_DIRECTION_
What follows is a set of records; repeat all of them exactly.
BEGIN PROVIDED INFORMATION
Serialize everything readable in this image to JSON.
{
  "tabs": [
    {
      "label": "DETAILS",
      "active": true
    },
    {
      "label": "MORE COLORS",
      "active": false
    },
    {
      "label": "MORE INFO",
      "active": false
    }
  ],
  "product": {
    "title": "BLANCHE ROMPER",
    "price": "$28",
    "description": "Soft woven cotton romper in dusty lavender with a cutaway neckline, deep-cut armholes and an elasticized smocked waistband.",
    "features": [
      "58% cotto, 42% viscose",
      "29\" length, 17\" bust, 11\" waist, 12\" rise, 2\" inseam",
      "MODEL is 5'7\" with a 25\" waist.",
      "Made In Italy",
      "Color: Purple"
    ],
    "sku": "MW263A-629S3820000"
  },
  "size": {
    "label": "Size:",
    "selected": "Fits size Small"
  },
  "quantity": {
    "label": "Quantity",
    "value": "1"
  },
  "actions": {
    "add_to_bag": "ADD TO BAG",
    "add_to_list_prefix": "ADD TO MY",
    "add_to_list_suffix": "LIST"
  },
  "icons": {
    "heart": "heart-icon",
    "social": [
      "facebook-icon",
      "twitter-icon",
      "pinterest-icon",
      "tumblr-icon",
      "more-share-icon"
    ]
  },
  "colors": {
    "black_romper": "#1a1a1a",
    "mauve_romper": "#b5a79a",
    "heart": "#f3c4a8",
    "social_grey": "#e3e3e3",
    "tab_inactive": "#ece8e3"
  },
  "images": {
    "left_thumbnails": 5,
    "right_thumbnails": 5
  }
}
END PROVIDED INFORMATION
_EXPECTED ANSWER_
Serialize everything readable in this image to JSON.
{
  "tabs": [
    {
      "label": "DETAILS",
      "active": true
    },
    {
      "label": "MORE COLORS",
      "active": false
    },
    {
      "label": "MORE INFO",
      "active": false
    }
  ],
  "product": {
    "title": "BLANCHE ROMPER",
    "price": "$28",
    "description": "Soft woven cotton romper in dusty lavender with a cutaway neckline, deep-cut armholes and an elasticized smocked waistband.",
    "features": [
      "58% cotto, 42% viscose",
      "29\" length, 17\" bust, 11\" waist, 12\" rise, 2\" inseam",
      "MODEL is 5'7\" with a 25\" waist.",
      "Made In Italy",
      "Color: Purple"
    ],
    "sku": "MW263A-629S3820000"
  },
  "size": {
    "label": "Size:",
    "selected": "Fits size Small"
  },
  "quantity": {
    "label": "Quantity",
    "value": "1"
  },
  "actions": {
    "add_to_bag": "ADD TO BAG",
    "add_to_list_prefix": "ADD TO MY",
    "add_to_list_suffix": "LIST"
  },
  "icons": {
    "heart": "heart-icon",
    "social": [
      "facebook-icon",
      "twitter-icon",
      "pinterest-icon",
      "tumblr-icon",
      "more-share-icon"
    ]
  },
  "colors": {
    "black_romper": "#1a1a1a",
    "mauve_romper": "#b5a79a",
    "heart": "#f3c4a8",
    "social_grey": "#e3e3e3",
    "tab_inactive": "#ece8e3"
  },
  "images": {
    "left_thumbnails": 5,
    "right_thumbnails": 5
  }
}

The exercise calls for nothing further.